What is needed
Your task is to copy every line of the records below that contains "TRUE".

(Stored records)
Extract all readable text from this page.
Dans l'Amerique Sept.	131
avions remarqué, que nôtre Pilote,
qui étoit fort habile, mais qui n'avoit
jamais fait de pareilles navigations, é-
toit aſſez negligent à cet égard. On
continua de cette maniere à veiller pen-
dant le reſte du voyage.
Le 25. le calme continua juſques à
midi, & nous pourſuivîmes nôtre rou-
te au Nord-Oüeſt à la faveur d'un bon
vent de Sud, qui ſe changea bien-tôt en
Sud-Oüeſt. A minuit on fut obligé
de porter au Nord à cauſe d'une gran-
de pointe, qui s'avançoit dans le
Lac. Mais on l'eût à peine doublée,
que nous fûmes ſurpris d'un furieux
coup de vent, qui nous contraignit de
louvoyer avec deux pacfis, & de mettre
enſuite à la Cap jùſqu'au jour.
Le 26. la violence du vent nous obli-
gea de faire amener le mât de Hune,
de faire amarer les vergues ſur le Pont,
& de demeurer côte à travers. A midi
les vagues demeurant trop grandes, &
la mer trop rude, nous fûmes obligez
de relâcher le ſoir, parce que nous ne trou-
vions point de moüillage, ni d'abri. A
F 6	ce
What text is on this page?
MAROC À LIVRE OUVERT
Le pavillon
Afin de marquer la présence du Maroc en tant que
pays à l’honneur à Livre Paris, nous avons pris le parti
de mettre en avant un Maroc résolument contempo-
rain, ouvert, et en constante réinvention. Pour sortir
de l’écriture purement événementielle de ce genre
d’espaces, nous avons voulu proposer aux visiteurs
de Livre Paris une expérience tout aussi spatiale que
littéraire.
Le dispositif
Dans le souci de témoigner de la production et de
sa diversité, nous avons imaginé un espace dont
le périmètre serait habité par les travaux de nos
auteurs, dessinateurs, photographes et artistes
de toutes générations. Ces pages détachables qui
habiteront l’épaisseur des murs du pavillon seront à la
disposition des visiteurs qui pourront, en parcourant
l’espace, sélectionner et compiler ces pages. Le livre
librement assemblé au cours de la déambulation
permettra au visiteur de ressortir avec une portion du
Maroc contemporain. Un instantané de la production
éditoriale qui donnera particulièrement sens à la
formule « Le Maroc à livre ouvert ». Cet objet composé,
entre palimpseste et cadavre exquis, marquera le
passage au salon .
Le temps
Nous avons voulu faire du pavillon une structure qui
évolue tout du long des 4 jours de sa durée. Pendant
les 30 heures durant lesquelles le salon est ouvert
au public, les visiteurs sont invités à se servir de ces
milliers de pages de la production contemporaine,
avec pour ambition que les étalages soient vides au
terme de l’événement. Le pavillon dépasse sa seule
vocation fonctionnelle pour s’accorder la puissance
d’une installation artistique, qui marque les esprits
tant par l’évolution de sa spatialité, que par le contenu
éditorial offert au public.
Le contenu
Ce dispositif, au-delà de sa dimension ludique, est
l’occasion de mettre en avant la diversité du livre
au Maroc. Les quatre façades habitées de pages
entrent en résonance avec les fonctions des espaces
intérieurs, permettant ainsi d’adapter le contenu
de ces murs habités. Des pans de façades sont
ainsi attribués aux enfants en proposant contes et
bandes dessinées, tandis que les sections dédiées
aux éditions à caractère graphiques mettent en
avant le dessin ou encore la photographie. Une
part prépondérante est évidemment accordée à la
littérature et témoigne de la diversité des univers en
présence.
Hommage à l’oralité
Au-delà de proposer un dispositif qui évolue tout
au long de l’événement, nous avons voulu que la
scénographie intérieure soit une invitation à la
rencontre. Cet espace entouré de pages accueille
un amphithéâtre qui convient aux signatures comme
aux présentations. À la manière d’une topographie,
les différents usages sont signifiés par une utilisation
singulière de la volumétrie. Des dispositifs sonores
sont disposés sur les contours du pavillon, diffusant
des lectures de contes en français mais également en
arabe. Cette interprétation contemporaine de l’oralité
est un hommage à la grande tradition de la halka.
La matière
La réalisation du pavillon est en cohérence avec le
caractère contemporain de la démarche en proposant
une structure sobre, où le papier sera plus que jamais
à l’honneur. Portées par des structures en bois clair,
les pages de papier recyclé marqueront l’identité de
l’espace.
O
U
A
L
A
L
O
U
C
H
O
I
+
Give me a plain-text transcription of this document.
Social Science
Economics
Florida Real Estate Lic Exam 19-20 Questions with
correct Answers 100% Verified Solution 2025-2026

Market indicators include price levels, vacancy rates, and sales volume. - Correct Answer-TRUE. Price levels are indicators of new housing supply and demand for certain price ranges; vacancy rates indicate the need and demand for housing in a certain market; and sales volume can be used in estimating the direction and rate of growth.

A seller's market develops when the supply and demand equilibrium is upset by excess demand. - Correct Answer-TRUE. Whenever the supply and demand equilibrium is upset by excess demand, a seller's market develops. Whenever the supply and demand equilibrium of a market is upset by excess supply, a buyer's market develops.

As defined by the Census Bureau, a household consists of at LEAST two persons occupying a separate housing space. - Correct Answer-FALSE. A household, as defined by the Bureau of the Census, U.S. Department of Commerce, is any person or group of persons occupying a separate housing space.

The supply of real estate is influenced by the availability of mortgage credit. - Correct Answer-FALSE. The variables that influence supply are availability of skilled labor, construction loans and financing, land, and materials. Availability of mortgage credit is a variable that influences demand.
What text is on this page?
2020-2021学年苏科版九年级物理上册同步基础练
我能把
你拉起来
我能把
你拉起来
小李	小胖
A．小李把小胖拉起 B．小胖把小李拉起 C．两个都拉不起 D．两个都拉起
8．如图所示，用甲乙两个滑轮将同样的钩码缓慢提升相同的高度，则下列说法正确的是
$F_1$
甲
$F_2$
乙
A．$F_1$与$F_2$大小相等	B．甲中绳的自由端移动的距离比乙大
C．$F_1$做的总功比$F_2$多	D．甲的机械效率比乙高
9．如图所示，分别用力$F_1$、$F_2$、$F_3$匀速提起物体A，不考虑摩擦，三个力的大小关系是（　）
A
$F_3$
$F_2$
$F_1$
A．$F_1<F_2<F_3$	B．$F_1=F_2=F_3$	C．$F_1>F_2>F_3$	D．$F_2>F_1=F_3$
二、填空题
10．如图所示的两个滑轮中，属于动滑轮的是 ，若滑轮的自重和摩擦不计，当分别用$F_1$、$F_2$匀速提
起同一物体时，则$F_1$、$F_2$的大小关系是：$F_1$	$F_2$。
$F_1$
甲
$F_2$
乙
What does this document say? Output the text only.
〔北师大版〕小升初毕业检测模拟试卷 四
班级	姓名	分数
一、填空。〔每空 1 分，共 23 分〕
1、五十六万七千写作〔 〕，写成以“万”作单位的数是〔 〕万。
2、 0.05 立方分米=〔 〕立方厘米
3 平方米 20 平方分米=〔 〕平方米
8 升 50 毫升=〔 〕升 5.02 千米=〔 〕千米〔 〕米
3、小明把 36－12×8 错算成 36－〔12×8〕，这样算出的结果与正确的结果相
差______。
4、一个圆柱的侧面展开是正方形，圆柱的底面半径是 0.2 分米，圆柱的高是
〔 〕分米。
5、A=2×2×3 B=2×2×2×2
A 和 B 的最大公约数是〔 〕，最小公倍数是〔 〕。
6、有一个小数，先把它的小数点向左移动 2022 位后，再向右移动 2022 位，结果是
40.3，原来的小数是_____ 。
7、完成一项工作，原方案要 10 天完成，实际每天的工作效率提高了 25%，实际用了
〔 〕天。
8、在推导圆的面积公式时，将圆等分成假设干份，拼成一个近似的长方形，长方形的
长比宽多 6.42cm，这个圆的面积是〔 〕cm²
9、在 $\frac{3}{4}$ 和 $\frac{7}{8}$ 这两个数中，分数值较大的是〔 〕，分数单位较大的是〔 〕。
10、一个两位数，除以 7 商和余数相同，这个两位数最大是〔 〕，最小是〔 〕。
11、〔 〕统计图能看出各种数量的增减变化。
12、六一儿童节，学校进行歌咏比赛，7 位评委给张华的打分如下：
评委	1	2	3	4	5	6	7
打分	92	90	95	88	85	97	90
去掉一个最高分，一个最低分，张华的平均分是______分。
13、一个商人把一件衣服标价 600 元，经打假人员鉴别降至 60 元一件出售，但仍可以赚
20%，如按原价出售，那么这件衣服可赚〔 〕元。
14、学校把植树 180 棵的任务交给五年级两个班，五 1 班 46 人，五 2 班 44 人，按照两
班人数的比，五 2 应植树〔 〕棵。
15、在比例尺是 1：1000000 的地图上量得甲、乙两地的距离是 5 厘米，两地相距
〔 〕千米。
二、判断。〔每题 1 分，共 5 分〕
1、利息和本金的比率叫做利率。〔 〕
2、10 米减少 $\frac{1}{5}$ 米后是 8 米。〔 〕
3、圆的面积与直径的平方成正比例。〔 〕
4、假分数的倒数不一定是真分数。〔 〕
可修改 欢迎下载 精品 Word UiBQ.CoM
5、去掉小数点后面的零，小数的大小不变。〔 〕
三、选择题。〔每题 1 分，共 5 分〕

Solution below
Market indicators include price levels, vacancy rates, and sales volume. - Correct Answer-TRUE. Price levels are indicators of new housing supply and demand for certain price ranges; vacancy rates indicate the need and demand for housing in a certain market; and sales volume can be used in estimating the direction and rate of growth.
A seller's market develops when the supply and demand equilibrium is upset by excess demand. - Correct Answer-TRUE. Whenever the supply and demand equilibrium is upset by excess demand, a seller's market develops. Whenever the supply and demand equilibrium of a market is upset by excess supply, a buyer's market develops.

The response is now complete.